------ Stored rows ------

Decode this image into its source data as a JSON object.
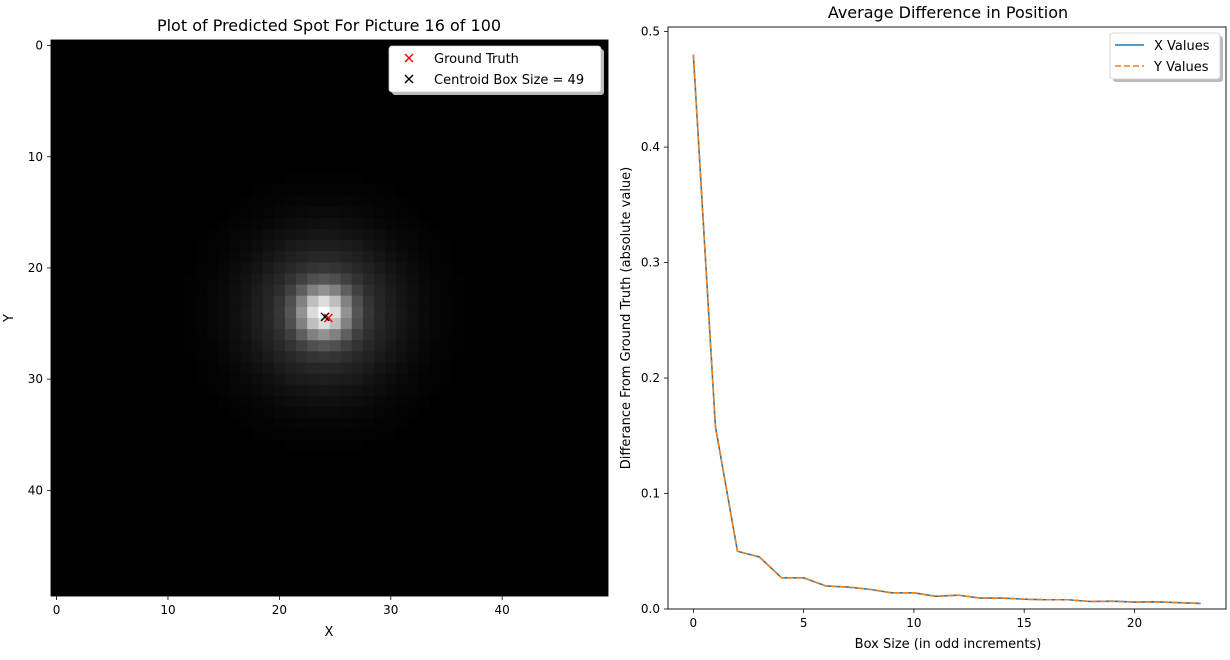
{
  "chart_data": [
    {
      "type": "heatmap",
      "title": "Plot of Predicted Spot For Picture 16 of 100",
      "xlabel": "X",
      "ylabel": "Y",
      "x_ticks": [
        "0",
        "10",
        "20",
        "30",
        "40"
      ],
      "y_ticks": [
        "0",
        "10",
        "20",
        "30",
        "40"
      ],
      "xlim": [
        -0.5,
        49.5
      ],
      "ylim": [
        49.5,
        -0.5
      ],
      "image_size": [
        50,
        50
      ],
      "colormap": "gray",
      "spot": {
        "cx": 24,
        "cy": 24,
        "sigma": 1.5,
        "sigma_halo": 4.2
      },
      "markers": [
        {
          "label": "Ground Truth",
          "x": 24.4,
          "y": 24.5,
          "color": "#ff0000",
          "marker": "x"
        },
        {
          "label": "Centroid Box Size = 49",
          "x": 24.1,
          "y": 24.4,
          "color": "#000000",
          "marker": "x"
        }
      ],
      "legend_position": "upper right"
    },
    {
      "type": "line",
      "title": "Average Difference in Position",
      "xlabel": "Box Size (in odd increments)",
      "ylabel": "Differance From Ground Truth (absolute value)",
      "x_ticks": [
        "0",
        "5",
        "10",
        "15",
        "20"
      ],
      "y_ticks": [
        "0.0",
        "0.1",
        "0.2",
        "0.3",
        "0.4",
        "0.5"
      ],
      "xlim": [
        -1.15,
        24.15
      ],
      "ylim": [
        0,
        0.504
      ],
      "x": [
        0,
        1,
        2,
        3,
        4,
        5,
        6,
        7,
        8,
        9,
        10,
        11,
        12,
        13,
        14,
        15,
        16,
        17,
        18,
        19,
        20,
        21,
        22,
        23
      ],
      "series": [
        {
          "name": "X Values",
          "color": "#1f77b4",
          "style": "solid",
          "values": [
            0.48,
            0.158,
            0.05,
            0.045,
            0.027,
            0.027,
            0.02,
            0.019,
            0.017,
            0.014,
            0.014,
            0.011,
            0.012,
            0.0095,
            0.0095,
            0.0085,
            0.008,
            0.008,
            0.0065,
            0.0068,
            0.006,
            0.0062,
            0.0055,
            0.0048
          ]
        },
        {
          "name": "Y Values",
          "color": "#ff7f0e",
          "style": "dashed",
          "values": [
            0.48,
            0.158,
            0.05,
            0.045,
            0.027,
            0.027,
            0.02,
            0.019,
            0.017,
            0.014,
            0.014,
            0.011,
            0.012,
            0.0095,
            0.0095,
            0.0085,
            0.008,
            0.008,
            0.0065,
            0.0068,
            0.006,
            0.0062,
            0.0055,
            0.0048
          ]
        }
      ],
      "legend_position": "upper right"
    }
  ]
}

------

* **Stated problem**: In the material above, find the lines that contain "Ground" and show them.

* **Correct output**:
          "label": "Ground Truth",
      "ylabel": "Differance From Ground Truth (absolute value)",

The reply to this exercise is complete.